** DIRECTIVE **
Quote the records that follow in full and exactly; leave out the pictures.

** TASK INPUTS **
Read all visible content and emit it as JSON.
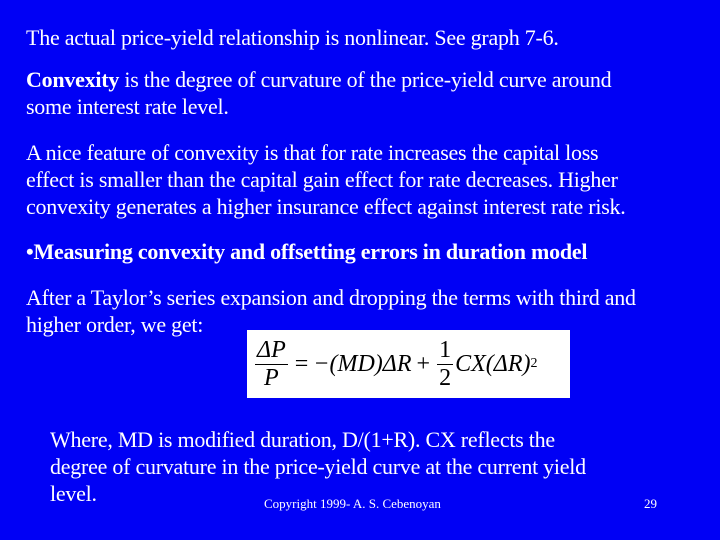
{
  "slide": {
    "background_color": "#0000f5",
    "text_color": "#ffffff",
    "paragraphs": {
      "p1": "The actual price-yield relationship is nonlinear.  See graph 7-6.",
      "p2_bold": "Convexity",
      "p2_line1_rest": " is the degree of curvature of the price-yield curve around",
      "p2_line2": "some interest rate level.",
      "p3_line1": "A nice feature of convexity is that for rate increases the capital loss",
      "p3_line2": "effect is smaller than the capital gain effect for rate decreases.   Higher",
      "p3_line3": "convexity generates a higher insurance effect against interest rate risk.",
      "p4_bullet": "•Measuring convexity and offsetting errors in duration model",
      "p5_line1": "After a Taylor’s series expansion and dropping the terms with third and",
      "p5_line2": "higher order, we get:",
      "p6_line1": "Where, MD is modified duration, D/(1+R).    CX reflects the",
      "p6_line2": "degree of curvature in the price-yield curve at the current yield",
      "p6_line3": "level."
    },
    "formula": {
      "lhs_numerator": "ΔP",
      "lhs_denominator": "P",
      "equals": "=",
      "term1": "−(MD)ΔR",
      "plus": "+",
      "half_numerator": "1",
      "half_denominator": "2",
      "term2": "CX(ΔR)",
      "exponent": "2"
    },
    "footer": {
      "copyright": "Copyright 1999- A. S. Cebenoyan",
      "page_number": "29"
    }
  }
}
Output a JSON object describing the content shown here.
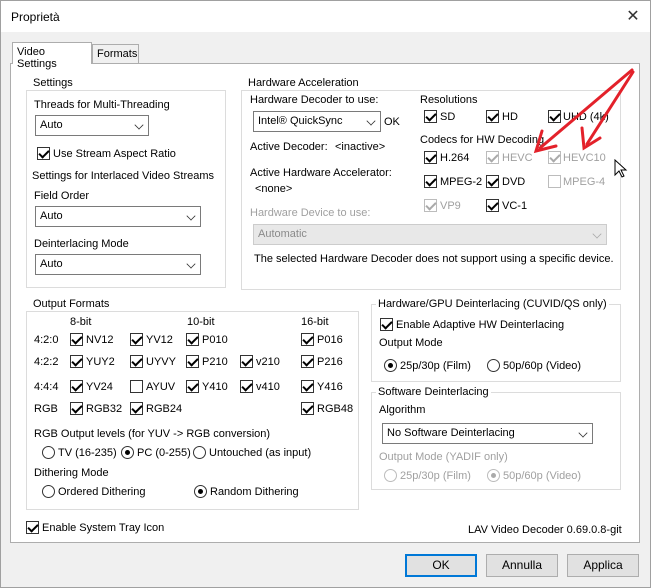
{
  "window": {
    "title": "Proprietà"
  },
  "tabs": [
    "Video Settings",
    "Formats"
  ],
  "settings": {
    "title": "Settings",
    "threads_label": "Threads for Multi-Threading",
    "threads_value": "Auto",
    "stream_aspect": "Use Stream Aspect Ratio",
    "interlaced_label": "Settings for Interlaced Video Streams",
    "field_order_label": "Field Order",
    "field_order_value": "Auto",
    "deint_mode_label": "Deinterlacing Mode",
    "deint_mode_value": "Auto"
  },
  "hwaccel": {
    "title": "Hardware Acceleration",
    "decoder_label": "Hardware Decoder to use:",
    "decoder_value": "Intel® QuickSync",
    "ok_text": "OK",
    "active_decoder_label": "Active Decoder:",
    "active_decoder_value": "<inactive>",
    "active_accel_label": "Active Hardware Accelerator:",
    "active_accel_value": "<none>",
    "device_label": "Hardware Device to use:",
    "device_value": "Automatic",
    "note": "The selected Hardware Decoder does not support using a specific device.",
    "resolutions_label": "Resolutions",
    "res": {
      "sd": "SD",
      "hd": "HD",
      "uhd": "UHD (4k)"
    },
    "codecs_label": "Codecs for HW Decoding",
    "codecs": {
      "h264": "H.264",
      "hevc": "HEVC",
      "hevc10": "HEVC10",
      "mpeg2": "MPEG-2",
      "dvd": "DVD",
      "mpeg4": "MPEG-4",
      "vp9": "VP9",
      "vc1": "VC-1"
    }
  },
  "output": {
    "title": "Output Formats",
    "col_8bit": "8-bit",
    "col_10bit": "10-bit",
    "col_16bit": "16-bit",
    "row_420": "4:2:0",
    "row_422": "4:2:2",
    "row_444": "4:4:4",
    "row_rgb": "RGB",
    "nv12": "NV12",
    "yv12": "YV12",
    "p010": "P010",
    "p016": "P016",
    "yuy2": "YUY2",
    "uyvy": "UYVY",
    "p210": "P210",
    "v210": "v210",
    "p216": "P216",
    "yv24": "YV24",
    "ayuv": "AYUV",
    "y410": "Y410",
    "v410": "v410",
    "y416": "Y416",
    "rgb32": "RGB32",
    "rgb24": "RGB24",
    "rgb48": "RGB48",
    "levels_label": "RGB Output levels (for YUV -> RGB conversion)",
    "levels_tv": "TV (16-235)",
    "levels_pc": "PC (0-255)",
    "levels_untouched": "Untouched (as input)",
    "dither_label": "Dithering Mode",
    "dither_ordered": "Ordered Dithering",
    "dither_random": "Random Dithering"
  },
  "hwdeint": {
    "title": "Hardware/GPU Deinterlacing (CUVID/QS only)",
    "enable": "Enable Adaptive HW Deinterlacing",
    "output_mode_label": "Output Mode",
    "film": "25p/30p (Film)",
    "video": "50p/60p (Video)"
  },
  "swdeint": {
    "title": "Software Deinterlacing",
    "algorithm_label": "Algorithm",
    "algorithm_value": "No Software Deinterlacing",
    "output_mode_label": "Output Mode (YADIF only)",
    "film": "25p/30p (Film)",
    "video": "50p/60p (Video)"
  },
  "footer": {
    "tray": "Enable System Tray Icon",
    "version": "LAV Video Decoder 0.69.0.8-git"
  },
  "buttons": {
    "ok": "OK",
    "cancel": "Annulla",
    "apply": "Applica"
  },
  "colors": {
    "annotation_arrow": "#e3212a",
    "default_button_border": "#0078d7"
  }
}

** THE RESULT **
Read all visible content and emit it as JSON.
{
  "slide": {
    "background_color": "#0000f5",
    "text_color": "#ffffff",
    "paragraphs": {
      "p1": "The actual price-yield relationship is nonlinear.  See graph 7-6.",
      "p2_bold": "Convexity",
      "p2_line1_rest": " is the degree of curvature of the price-yield curve around",
      "p2_line2": "some interest rate level.",
      "p3_line1": "A nice feature of convexity is that for rate increases the capital loss",
      "p3_line2": "effect is smaller than the capital gain effect for rate decreases.   Higher",
      "p3_line3": "convexity generates a higher insurance effect against interest rate risk.",
      "p4_bullet": "•Measuring convexity and offsetting errors in duration model",
      "p5_line1": "After a Taylor’s series expansion and dropping the terms with third and",
      "p5_line2": "higher order, we get:",
      "p6_line1": "Where, MD is modified duration, D/(1+R).    CX reflects the",
      "p6_line2": "degree of curvature in the price-yield curve at the current yield",
      "p6_line3": "level."
    },
    "formula": {
      "lhs_numerator": "ΔP",
      "lhs_denominator": "P",
      "equals": "=",
      "term1": "−(MD)ΔR",
      "plus": "+",
      "half_numerator": "1",
      "half_denominator": "2",
      "term2": "CX(ΔR)",
      "exponent": "2"
    },
    "footer": {
      "copyright": "Copyright 1999- A. S. Cebenoyan",
      "page_number": "29"
    }
  }
}
Output a JSON object describing the content shown here.
{
  "window": {
    "title": "Proprietà"
  },
  "tabs": [
    "Video Settings",
    "Formats"
  ],
  "settings": {
    "title": "Settings",
    "threads_label": "Threads for Multi-Threading",
    "threads_value": "Auto",
    "stream_aspect": "Use Stream Aspect Ratio",
    "interlaced_label": "Settings for Interlaced Video Streams",
    "field_order_label": "Field Order",
    "field_order_value": "Auto",
    "deint_mode_label": "Deinterlacing Mode",
    "deint_mode_value": "Auto"
  },
  "hwaccel": {
    "title": "Hardware Acceleration",
    "decoder_label": "Hardware Decoder to use:",
    "decoder_value": "Intel® QuickSync",
    "ok_text": "OK",
    "active_decoder_label": "Active Decoder:",
    "active_decoder_value": "<inactive>",
    "active_accel_label": "Active Hardware Accelerator:",
    "active_accel_value": "<none>",
    "device_label": "Hardware Device to use:",
    "device_value": "Automatic",
    "note": "The selected Hardware Decoder does not support using a specific device.",
    "resolutions_label": "Resolutions",
    "res": {
      "sd": "SD",
      "hd": "HD",
      "uhd": "UHD (4k)"
    },
    "codecs_label": "Codecs for HW Decoding",
    "codecs": {
      "h264": "H.264",
      "hevc": "HEVC",
      "hevc10": "HEVC10",
      "mpeg2": "MPEG-2",
      "dvd": "DVD",
      "mpeg4": "MPEG-4",
      "vp9": "VP9",
      "vc1": "VC-1"
    }
  },
  "output": {
    "title": "Output Formats",
    "col_8bit": "8-bit",
    "col_10bit": "10-bit",
    "col_16bit": "16-bit",
    "row_420": "4:2:0",
    "row_422": "4:2:2",
    "row_444": "4:4:4",
    "row_rgb": "RGB",
    "nv12": "NV12",
    "yv12": "YV12",
    "p010": "P010",
    "p016": "P016",
    "yuy2": "YUY2",
    "uyvy": "UYVY",
    "p210": "P210",
    "v210": "v210",
    "p216": "P216",
    "yv24": "YV24",
    "ayuv": "AYUV",
    "y410": "Y410",
    "v410": "v410",
    "y416": "Y416",
    "rgb32": "RGB32",
    "rgb24": "RGB24",
    "rgb48": "RGB48",
    "levels_label": "RGB Output levels (for YUV -> RGB conversion)",
    "levels_tv": "TV (16-235)",
    "levels_pc": "PC (0-255)",
    "levels_untouched": "Untouched (as input)",
    "dither_label": "Dithering Mode",
    "dither_ordered": "Ordered Dithering",
    "dither_random": "Random Dithering"
  },
  "hwdeint": {
    "title": "Hardware/GPU Deinterlacing (CUVID/QS only)",
    "enable": "Enable Adaptive HW Deinterlacing",
    "output_mode_label": "Output Mode",
    "film": "25p/30p (Film)",
    "video": "50p/60p (Video)"
  },
  "swdeint": {
    "title": "Software Deinterlacing",
    "algorithm_label": "Algorithm",
    "algorithm_value": "No Software Deinterlacing",
    "output_mode_label": "Output Mode (YADIF only)",
    "film": "25p/30p (Film)",
    "video": "50p/60p (Video)"
  },
  "footer": {
    "tray": "Enable System Tray Icon",
    "version": "LAV Video Decoder 0.69.0.8-git"
  },
  "buttons": {
    "ok": "OK",
    "cancel": "Annulla",
    "apply": "Applica"
  },
  "colors": {
    "annotation_arrow": "#e3212a",
    "default_button_border": "#0078d7"
  }
}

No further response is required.